* **Exercise prompt**
Tally the lines containing the word "Общий" and give the total alone.

★ ★ ★ ★ ★ ★ ★

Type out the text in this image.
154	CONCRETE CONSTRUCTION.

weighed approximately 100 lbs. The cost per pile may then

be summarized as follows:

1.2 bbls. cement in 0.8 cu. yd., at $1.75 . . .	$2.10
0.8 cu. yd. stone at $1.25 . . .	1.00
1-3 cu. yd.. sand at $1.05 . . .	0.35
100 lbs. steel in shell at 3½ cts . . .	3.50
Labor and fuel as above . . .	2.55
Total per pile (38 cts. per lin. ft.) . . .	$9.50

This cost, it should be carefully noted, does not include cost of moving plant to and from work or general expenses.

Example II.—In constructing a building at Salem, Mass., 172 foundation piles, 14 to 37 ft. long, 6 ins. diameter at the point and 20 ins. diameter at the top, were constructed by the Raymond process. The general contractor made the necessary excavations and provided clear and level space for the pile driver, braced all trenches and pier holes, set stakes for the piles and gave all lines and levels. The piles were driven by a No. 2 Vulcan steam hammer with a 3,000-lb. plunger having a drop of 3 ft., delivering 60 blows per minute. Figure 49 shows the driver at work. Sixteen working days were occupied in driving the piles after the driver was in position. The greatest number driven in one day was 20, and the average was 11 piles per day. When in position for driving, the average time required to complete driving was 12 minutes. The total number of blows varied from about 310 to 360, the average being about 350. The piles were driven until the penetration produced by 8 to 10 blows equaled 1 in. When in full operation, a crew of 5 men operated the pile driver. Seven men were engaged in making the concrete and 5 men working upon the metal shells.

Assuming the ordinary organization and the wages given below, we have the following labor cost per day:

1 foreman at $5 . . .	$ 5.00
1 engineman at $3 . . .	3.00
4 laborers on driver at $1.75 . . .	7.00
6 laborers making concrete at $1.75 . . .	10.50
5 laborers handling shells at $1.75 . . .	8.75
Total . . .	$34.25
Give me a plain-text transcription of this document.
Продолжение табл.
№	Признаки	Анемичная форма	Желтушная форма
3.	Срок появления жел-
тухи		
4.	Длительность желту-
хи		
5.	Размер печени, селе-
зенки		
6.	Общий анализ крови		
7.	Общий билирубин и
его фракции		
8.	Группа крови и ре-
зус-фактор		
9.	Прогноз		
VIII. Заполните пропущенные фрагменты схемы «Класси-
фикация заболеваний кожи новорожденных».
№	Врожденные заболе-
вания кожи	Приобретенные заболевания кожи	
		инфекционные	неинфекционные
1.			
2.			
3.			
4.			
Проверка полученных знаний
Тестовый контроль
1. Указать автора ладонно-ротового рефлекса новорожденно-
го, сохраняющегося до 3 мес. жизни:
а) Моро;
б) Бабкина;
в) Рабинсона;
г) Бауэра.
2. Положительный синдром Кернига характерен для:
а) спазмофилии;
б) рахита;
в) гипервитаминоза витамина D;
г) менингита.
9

★ ★ ★ ★ ★ ★ ★

* **Reply**
2